▶ [Challenge] Write out each line from the data below that includes the word "春捂秋冻".

▶ [Provided entries]
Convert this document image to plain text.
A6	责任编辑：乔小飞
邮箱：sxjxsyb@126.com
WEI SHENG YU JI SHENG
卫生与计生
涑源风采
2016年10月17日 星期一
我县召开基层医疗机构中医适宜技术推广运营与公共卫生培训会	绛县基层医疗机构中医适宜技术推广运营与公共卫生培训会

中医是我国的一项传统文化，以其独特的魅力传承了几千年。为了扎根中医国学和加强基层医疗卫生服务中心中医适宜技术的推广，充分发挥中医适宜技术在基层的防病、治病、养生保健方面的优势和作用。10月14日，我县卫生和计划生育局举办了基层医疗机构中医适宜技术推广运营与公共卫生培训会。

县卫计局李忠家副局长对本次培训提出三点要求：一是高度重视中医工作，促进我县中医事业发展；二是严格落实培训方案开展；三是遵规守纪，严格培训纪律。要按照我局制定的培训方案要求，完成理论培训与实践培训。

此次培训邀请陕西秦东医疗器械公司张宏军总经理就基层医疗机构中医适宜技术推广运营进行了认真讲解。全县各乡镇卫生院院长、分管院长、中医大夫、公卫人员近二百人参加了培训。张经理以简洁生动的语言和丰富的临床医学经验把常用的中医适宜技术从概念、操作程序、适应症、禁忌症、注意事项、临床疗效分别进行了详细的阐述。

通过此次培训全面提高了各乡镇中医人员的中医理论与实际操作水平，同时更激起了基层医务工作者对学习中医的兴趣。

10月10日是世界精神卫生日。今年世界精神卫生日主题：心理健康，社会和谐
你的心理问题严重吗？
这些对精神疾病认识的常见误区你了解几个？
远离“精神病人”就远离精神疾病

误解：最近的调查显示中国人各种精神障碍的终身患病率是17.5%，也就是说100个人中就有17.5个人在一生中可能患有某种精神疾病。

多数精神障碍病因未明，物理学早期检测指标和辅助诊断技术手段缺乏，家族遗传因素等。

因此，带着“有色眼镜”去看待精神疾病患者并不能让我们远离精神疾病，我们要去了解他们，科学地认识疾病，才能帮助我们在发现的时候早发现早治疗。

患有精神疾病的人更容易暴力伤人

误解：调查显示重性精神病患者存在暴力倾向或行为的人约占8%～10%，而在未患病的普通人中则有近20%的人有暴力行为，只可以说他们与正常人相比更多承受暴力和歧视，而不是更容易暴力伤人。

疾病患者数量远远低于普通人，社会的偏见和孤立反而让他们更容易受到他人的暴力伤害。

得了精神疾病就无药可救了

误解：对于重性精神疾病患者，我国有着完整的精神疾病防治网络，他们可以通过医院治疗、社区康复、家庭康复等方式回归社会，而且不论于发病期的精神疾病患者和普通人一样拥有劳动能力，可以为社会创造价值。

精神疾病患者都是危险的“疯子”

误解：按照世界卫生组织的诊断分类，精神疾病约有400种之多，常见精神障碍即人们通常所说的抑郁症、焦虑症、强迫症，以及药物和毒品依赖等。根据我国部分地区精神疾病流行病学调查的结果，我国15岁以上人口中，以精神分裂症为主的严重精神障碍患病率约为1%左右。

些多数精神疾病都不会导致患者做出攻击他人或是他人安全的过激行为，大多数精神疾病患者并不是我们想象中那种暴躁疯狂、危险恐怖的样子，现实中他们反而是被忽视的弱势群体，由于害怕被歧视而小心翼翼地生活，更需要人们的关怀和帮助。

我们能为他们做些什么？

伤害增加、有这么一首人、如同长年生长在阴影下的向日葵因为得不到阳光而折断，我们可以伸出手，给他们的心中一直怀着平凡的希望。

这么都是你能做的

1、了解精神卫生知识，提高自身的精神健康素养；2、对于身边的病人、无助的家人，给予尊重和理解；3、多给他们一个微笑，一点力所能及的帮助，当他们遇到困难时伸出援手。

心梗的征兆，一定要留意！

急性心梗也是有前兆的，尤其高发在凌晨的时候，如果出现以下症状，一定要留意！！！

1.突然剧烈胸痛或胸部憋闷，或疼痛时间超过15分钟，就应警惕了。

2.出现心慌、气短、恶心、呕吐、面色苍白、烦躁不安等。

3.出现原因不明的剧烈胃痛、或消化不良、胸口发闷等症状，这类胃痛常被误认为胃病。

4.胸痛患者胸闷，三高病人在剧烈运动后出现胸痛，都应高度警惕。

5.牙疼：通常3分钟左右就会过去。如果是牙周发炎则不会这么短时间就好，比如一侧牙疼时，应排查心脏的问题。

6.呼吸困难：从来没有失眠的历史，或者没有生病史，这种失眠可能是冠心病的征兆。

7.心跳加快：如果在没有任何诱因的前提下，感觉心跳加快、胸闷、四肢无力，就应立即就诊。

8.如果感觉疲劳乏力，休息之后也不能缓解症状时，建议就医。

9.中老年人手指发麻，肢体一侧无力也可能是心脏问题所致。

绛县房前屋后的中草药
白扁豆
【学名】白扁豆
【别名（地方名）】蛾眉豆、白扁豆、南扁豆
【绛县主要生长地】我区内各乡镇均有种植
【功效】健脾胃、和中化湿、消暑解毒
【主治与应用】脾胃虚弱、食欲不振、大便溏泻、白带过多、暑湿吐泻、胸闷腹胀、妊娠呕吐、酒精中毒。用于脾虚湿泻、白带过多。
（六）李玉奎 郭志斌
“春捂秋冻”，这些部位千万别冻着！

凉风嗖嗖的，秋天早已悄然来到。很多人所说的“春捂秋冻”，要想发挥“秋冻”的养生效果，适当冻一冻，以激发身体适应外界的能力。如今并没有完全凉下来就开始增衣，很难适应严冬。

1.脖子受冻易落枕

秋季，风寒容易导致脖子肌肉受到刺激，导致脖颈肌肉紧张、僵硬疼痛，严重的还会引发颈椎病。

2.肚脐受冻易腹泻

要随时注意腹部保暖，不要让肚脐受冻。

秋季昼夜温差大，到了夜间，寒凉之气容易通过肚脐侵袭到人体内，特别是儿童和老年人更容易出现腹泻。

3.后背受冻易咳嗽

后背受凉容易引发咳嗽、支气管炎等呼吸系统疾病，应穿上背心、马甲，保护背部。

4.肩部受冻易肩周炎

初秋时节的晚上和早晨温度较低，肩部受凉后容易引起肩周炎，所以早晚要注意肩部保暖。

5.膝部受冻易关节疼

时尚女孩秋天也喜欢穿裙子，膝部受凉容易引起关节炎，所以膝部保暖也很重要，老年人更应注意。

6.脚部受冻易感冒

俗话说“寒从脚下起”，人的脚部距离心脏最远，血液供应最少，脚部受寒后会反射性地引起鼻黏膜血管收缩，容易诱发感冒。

▶ [Output below]
“春捂秋冻”，这些部位千万别冻着！
凉风嗖嗖的，秋天早已悄然来到。很多人所说的“春捂秋冻”，要想发挥“秋冻”的养生效果，适当冻一冻，以激发身体适应外界的能力。如今并没有完全凉下来就开始增衣，很难适应严冬。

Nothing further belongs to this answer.